----- Data for the task -----

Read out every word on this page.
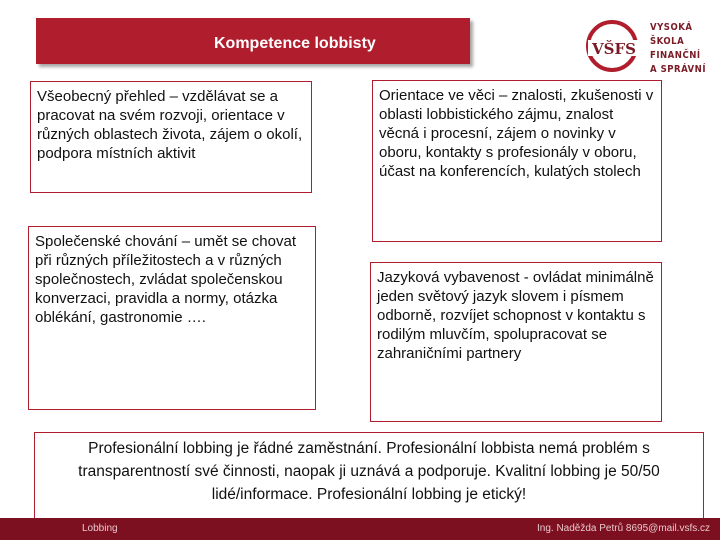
Kompetence lobbisty	VŠFS
VYSOKÁ ŠKOLA
FINANČNÍ
A SPRÁVNÍ
Všeobecný přehled – vzdělávat se a pracovat na svém rozvoji, orientace v různých oblastech života, zájem o okolí, podpora místních aktivit
Orientace ve věci – znalosti, zkušenosti v oblasti lobbistického zájmu, znalost věcná i procesní, zájem o novinky v oboru, kontakty s profesionály v oboru, účast na konferencích, kulatých stolech
Společenské chování – umět se chovat při různých příležitostech a v různých společnostech, zvládat společenskou konverzaci, pravidla a normy, otázka oblékání, gastronomie ….
Jazyková vybavenost - ovládat minimálně jeden světový jazyk slovem i písmem odborně, rozvíjet schopnost v kontaktu s rodilým mluvčím, spolupracovat se zahraničními partnery
Profesionální lobbing je řádné zaměstnání. Profesionální lobbista nemá problém s transparentností své činnosti, naopak ji uznává a podporuje. Kvalitní lobbing je 50/50 lidé/informace. Profesionální lobbing je etický!
Lobbing	Ing. Naděžda Petrů 8695@mail.vsfs.cz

-----

_Set problem_. The required answer is a single number: the count of lines in the entries that hold the string "různých".

_Complete answer_. 2